* DO THIS:
Your task is to return the span of lines beginning at the one with "Decode this image" and ending at the last line of the data, exactly as it stands.

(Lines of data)
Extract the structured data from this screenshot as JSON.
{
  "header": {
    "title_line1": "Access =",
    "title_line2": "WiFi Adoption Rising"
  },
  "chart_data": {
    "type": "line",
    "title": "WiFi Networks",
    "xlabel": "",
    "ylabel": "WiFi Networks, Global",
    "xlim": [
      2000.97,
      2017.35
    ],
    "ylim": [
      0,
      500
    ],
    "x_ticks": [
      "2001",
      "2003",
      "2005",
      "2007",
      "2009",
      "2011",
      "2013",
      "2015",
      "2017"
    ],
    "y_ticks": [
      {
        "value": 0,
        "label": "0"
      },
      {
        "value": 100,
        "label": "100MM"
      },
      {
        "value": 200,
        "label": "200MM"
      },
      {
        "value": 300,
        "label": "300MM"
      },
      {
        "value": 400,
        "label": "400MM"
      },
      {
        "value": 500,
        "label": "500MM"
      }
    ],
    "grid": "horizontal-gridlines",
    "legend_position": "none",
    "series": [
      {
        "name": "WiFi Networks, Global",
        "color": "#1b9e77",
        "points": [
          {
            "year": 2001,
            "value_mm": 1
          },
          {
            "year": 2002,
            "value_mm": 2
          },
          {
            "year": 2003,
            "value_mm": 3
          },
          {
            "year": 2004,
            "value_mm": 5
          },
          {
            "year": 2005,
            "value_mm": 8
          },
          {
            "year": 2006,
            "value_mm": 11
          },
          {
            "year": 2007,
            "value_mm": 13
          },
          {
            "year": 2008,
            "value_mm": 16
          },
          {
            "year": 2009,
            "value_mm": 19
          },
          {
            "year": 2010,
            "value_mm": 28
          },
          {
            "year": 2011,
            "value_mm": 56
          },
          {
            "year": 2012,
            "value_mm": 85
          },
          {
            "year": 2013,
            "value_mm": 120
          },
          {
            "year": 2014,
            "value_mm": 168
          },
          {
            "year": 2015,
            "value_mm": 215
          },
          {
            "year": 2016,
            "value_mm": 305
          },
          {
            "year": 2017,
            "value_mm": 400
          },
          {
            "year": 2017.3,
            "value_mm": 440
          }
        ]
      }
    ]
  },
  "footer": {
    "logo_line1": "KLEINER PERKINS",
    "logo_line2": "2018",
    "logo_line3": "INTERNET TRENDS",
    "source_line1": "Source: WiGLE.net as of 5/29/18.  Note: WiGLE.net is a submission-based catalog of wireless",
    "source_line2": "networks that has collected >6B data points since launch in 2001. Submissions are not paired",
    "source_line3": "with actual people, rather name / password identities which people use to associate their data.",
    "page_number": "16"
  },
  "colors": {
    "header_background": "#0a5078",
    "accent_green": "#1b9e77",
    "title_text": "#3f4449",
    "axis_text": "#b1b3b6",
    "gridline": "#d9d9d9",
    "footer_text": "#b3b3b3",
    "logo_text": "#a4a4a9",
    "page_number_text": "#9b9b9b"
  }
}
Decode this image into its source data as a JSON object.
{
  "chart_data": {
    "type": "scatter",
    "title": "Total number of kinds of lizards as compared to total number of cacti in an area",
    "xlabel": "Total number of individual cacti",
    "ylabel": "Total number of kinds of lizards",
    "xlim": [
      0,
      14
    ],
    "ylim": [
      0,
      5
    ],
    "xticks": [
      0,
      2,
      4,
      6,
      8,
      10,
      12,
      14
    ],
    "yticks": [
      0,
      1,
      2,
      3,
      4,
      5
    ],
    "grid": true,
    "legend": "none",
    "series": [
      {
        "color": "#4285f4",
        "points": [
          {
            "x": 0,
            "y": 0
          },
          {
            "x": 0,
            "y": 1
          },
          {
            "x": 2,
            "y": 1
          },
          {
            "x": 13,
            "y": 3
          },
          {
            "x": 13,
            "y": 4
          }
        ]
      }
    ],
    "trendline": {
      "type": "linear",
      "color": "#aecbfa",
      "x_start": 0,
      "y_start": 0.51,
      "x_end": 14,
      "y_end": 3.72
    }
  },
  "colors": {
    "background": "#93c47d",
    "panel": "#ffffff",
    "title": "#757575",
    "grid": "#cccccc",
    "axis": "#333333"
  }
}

* WORKED SOLUTION:
Decode this image into its source data as a JSON object.
{
  "chart_data": {
    "type": "scatter",
    "title": "Total number of kinds of lizards as compared to total number of cacti in an area",
    "xlabel": "Total number of individual cacti",
    "ylabel": "Total number of kinds of lizards",
    "xlim": [
      0,
      14
    ],
    "ylim": [
      0,
      5
    ],
    "xticks": [
      0,
      2,
      4,
      6,
      8,
      10,
      12,
      14
    ],
    "yticks": [
      0,
      1,
      2,
      3,
      4,
      5
    ],
    "grid": true,
    "legend": "none",
    "series": [
      {
        "color": "#4285f4",
        "points": [
          {
            "x": 0,
            "y": 0
          },
          {
            "x": 0,
            "y": 1
          },
          {
            "x": 2,
            "y": 1
          },
          {
            "x": 13,
            "y": 3
          },
          {
            "x": 13,
            "y": 4
          }
        ]
      }
    ],
    "trendline": {
      "type": "linear",
      "color": "#aecbfa",
      "x_start": 0,
      "y_start": 0.51,
      "x_end": 14,
      "y_end": 3.72
    }
  },
  "colors": {
    "background": "#93c47d",
    "panel": "#ffffff",
    "title": "#757575",
    "grid": "#cccccc",
    "axis": "#333333"
  }
}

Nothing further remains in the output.